## [WHAT TO WORK ON]
Write out the listing exactly as it is given.

** BEGIN LISTED RECORDS **

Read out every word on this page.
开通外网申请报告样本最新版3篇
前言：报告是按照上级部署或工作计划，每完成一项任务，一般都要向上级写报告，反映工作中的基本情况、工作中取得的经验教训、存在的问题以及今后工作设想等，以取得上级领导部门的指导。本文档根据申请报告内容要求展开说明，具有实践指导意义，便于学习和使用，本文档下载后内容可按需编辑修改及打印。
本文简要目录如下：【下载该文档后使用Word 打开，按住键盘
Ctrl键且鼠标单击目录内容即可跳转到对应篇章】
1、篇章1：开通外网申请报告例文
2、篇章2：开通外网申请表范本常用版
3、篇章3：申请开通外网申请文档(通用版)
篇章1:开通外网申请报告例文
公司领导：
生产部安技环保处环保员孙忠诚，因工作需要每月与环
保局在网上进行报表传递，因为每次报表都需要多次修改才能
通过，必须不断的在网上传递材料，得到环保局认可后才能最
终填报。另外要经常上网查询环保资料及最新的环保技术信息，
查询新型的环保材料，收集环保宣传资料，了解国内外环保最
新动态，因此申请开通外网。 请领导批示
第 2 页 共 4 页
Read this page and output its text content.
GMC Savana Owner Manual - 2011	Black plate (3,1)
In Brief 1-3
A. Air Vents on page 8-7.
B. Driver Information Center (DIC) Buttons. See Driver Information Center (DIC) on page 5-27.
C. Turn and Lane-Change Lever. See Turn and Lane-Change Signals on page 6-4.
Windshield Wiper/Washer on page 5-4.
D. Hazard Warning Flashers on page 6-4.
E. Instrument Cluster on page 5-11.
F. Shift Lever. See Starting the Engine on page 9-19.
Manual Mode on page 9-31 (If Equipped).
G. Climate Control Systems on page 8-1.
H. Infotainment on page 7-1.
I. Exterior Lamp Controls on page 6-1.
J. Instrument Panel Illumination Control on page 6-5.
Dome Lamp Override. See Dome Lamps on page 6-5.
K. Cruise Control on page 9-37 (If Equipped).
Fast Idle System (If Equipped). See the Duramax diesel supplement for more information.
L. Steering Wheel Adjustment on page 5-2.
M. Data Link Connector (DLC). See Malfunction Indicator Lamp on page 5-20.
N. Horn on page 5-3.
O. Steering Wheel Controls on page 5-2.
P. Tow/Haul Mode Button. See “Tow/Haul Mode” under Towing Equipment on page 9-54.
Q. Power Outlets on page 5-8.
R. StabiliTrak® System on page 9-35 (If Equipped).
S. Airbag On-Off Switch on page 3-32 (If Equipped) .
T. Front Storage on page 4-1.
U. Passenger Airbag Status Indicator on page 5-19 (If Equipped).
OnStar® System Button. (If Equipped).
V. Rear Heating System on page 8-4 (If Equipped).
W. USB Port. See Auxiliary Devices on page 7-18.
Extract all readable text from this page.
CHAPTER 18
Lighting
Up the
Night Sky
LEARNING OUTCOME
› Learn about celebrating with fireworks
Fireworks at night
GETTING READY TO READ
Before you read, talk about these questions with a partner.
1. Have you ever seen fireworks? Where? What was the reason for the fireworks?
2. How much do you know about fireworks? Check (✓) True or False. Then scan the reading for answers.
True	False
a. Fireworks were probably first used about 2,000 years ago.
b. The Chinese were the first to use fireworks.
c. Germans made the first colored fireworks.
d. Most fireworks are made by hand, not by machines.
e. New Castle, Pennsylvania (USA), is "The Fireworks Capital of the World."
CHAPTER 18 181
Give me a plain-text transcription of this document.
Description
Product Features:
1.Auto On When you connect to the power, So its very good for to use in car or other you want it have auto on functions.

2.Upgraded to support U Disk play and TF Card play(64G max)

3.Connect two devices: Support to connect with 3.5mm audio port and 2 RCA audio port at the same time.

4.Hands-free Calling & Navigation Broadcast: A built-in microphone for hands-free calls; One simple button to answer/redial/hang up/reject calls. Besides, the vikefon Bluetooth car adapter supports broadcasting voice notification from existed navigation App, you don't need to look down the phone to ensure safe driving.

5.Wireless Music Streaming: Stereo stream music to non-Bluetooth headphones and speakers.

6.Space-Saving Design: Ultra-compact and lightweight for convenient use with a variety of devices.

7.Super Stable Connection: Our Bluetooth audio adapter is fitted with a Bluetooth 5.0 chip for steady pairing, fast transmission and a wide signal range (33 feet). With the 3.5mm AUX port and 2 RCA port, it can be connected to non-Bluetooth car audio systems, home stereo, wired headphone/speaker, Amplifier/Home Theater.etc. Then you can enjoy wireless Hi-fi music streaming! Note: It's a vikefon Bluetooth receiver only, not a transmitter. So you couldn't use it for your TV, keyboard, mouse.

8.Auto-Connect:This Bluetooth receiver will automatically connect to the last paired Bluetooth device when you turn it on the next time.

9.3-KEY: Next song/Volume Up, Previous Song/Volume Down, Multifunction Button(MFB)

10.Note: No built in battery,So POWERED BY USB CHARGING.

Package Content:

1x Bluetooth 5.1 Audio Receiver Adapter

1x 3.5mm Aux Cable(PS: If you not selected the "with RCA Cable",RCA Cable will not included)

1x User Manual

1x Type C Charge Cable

** END LISTED RECORDS **

## [TASK RESULT]
Read out every word on this page.
开通外网申请报告样本最新版3篇
前言：报告是按照上级部署或工作计划，每完成一项任务，一般都要向上级写报告，反映工作中的基本情况、工作中取得的经验教训、存在的问题以及今后工作设想等，以取得上级领导部门的指导。本文档根据申请报告内容要求展开说明，具有实践指导意义，便于学习和使用，本文档下载后内容可按需编辑修改及打印。
本文简要目录如下：【下载该文档后使用Word 打开，按住键盘
Ctrl键且鼠标单击目录内容即可跳转到对应篇章】
1、篇章1：开通外网申请报告例文
2、篇章2：开通外网申请表范本常用版
3、篇章3：申请开通外网申请文档(通用版)
篇章1:开通外网申请报告例文
公司领导：
生产部安技环保处环保员孙忠诚，因工作需要每月与环
保局在网上进行报表传递，因为每次报表都需要多次修改才能
通过，必须不断的在网上传递材料，得到环保局认可后才能最
终填报。另外要经常上网查询环保资料及最新的环保技术信息，
查询新型的环保材料，收集环保宣传资料，了解国内外环保最
新动态，因此申请开通外网。 请领导批示
第 2 页 共 4 页
Read this page and output its text content.
GMC Savana Owner Manual - 2011	Black plate (3,1)
In Brief 1-3
A. Air Vents on page 8-7.
B. Driver Information Center (DIC) Buttons. See Driver Information Center (DIC) on page 5-27.
C. Turn and Lane-Change Lever. See Turn and Lane-Change Signals on page 6-4.
Windshield Wiper/Washer on page 5-4.
D. Hazard Warning Flashers on page 6-4.
E. Instrument Cluster on page 5-11.
F. Shift Lever. See Starting the Engine on page 9-19.
Manual Mode on page 9-31 (If Equipped).
G. Climate Control Systems on page 8-1.
H. Infotainment on page 7-1.
I. Exterior Lamp Controls on page 6-1.
J. Instrument Panel Illumination Control on page 6-5.
Dome Lamp Override. See Dome Lamps on page 6-5.
K. Cruise Control on page 9-37 (If Equipped).
Fast Idle System (If Equipped). See the Duramax diesel supplement for more information.
L. Steering Wheel Adjustment on page 5-2.
M. Data Link Connector (DLC). See Malfunction Indicator Lamp on page 5-20.
N. Horn on page 5-3.
O. Steering Wheel Controls on page 5-2.
P. Tow/Haul Mode Button. See “Tow/Haul Mode” under Towing Equipment on page 9-54.
Q. Power Outlets on page 5-8.
R. StabiliTrak® System on page 9-35 (If Equipped).
S. Airbag On-Off Switch on page 3-32 (If Equipped) .
T. Front Storage on page 4-1.
U. Passenger Airbag Status Indicator on page 5-19 (If Equipped).
OnStar® System Button. (If Equipped).
V. Rear Heating System on page 8-4 (If Equipped).
W. USB Port. See Auxiliary Devices on page 7-18.
Extract all readable text from this page.
CHAPTER 18
Lighting
Up the
Night Sky
LEARNING OUTCOME
› Learn about celebrating with fireworks
Fireworks at night
GETTING READY TO READ
Before you read, talk about these questions with a partner.
1. Have you ever seen fireworks? Where? What was the reason for the fireworks?
2. How much do you know about fireworks? Check (✓) True or False. Then scan the reading for answers.
True	False
a. Fireworks were probably first used about 2,000 years ago.
b. The Chinese were the first to use fireworks.
c. Germans made the first colored fireworks.
d. Most fireworks are made by hand, not by machines.
e. New Castle, Pennsylvania (USA), is "The Fireworks Capital of the World."
CHAPTER 18 181
Give me a plain-text transcription of this document.
Description
Product Features:
1.Auto On When you connect to the power, So its very good for to use in car or other you want it have auto on functions.

2.Upgraded to support U Disk play and TF Card play(64G max)

3.Connect two devices: Support to connect with 3.5mm audio port and 2 RCA audio port at the same time.

4.Hands-free Calling & Navigation Broadcast: A built-in microphone for hands-free calls; One simple button to answer/redial/hang up/reject calls. Besides, the vikefon Bluetooth car adapter supports broadcasting voice notification from existed navigation App, you don't need to look down the phone to ensure safe driving.

5.Wireless Music Streaming: Stereo stream music to non-Bluetooth headphones and speakers.

6.Space-Saving Design: Ultra-compact and lightweight for convenient use with a variety of devices.

7.Super Stable Connection: Our Bluetooth audio adapter is fitted with a Bluetooth 5.0 chip for steady pairing, fast transmission and a wide signal range (33 feet). With the 3.5mm AUX port and 2 RCA port, it can be connected to non-Bluetooth car audio systems, home stereo, wired headphone/speaker, Amplifier/Home Theater.etc. Then you can enjoy wireless Hi-fi music streaming! Note: It's a vikefon Bluetooth receiver only, not a transmitter. So you couldn't use it for your TV, keyboard, mouse.

8.Auto-Connect:This Bluetooth receiver will automatically connect to the last paired Bluetooth device when you turn it on the next time.

9.3-KEY: Next song/Volume Up, Previous Song/Volume Down, Multifunction Button(MFB)

10.Note: No built in battery,So POWERED BY USB CHARGING.

Package Content:

1x Bluetooth 5.1 Audio Receiver Adapter

1x 3.5mm Aux Cable(PS: If you not selected the "with RCA Cable",RCA Cable will not included)

1x User Manual

1x Type C Charge Cable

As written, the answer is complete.